◆ **Extrait du texte**
╔══
Écho de presse

L’assassinat de Trotski à Mexico

le 23/08/2020 par Mathilde Helleu
le 08/01/2018 par Mathilde Helleu - modifié le 23/08/2020
Discours de Léon Trotski lors de l'anniversaire de la Révolution bolchévique à Moscou, 1923, Agence Meurisse - source : Gallica-BnF

Le 21 août 1940, Léon Trotski est victime d’un attentat à Mexico. Attaqué à coups de piolet, il meurt peu de temps après à l’hôpital.

Été 1940, Léon Trotski, chef de file de la Révolution bolchévique russe de 1917 avec Lénine, est retrouvé assassiné.

Pour les journaux français, notamment Le Petit Journal, c’est l’occasion de revenir sur le parcours du révolutionnaire communiste et homme d’État soviétique.

« Leiba Bronstein, dit Léon Davidovitch Trotski, naquit en 1877 dans le gouvernement de Kherson, en Ukraine. De bonne heure, il adhéra au parti socialiste russe, et c’est à ce titre qu’il prit part à la révolution de 1905. Condamné à la déportation en Sibérie, il fut relégué dans la ville de Troïtzk, d’où son surnom de Trotski. [...]

Après la révolution de 1917, il oublia ses divergences avec Lénine pour devenir l’un de ses collaborateurs les plus proches. [...]

De 1918 à 1925, il dirigea en personne les opérations de l’Armée rouge, dont il fut le créateur, contre les diverses armées antisoviétiques. La mort de Lénine, qui devait amener au pouvoir le triumvirat Staline-Zinoviev-Kamenev, eut une influence néfaste sur la carrière politique de Trotski. »
╚══
◆ **Exercices à traiter**
a) D'après l'article sur l'assassinat de Trotski, dans quelle ville Trotski fut-il relégué après sa condamnation à la déportation en Sibérie ?
b) Recopiez l'article sur l'assassinat de Trotski en commençant à « le 23/08/2020 par » et en terminant à « après à l’hôpital. ».
c) Prolongez l'article sur l'assassinat de Trotski à la suite de sa dernière phrase.
Les données qui suivent n'ont aucun rapport avec l'article.

◆ **Extrait de données**
╔══
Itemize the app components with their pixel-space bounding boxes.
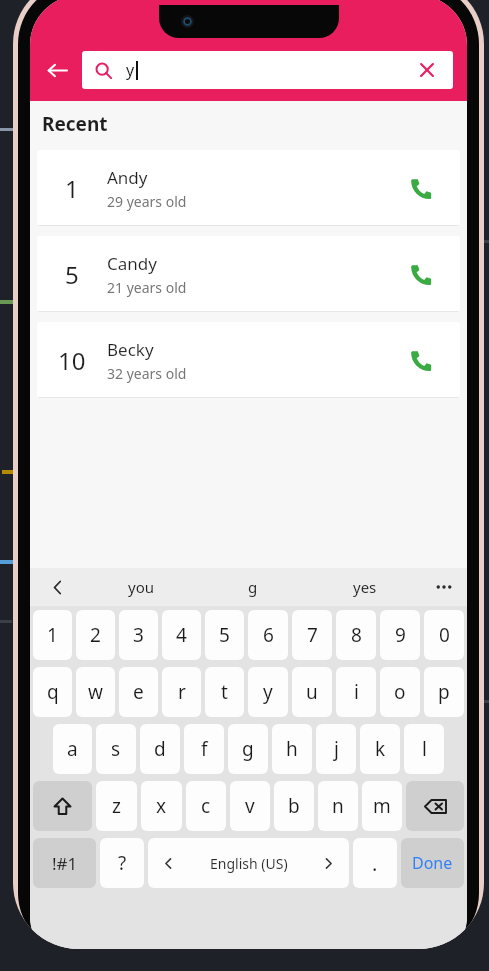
╚══
◆ **Corrigé des exercices**
a) Dans la ville de Troïtzk.

b)
le 23/08/2020 par Mathilde Helleu
le 08/01/2018 par Mathilde Helleu - modifié le 23/08/2020
Discours de Léon Trotski lors de l'anniversaire de la Révolution bolchévique à Moscou, 1923, Agence Meurisse - source : Gallica-BnF

Le 21 août 1940, Léon Trotski est victime d’un attentat à Mexico. Attaqué à coups de piolet, il meurt peu de temps après à l’hôpital.

c)
Rejeté dans l’opposition, exclu du Parti puis expulsé d’URSS par Staline, l’ancien homme fort du régime soviétique vit en exil depuis 1929, réfugié successivement « en Turquie, puis en Norvège, en Espagne et même en France », comme le rappelle Le Journal.

En 1937, condamné à mort par contumace, Trotski trouve refuge au Mexique, d’où il apprend successivement la mort, dans des circonstances suspectes, de son fils Lev Sedov et l’assassinat de son ancien secrétaire Rudolf Klement.

Il réchappe lui-même à de nombreuses tentatives de meurtre, la plus rocambolesque s’étant produite à peine quelques mois auparavant, quand « une vingtaine d’individus ont tiré avec des mitrailleuses sur sa chambre à coucher pendant un quart d’heure », ainsi que nous l’apprend Le Petit Parisien.

« Depuis son départ forcé de l’URSS, il était toujours sur le qui-vive, et son entourage était forcé de prendre des précautions extraordinaires pour le prémunir contre les attentats. »

Dans Le Petit Marseillais du 23 août, le journaliste Émile Thomas dresse le portrait à charge d’un « terroriste terrorisé », ayant l’aspect, « avec sa barbiche et son lorgnon, d’un inoffensif retraité provincial ». Il décrit un « homme traqué par des ennemis implacables [qui] voyait, non sans motif, des assassins partout ».

Sur les circonstances de l’attentat, un certain flou plane au départ. Les journaux s’accordent pour dire que le fondateur de la Quatrième internationale a été attaqué chez lui, lors d’un dîner, par l’un de ses invités. L’homme, qui se faisait passer pour un journaliste, avait gagné sa confiance au fil de multiples entrevues.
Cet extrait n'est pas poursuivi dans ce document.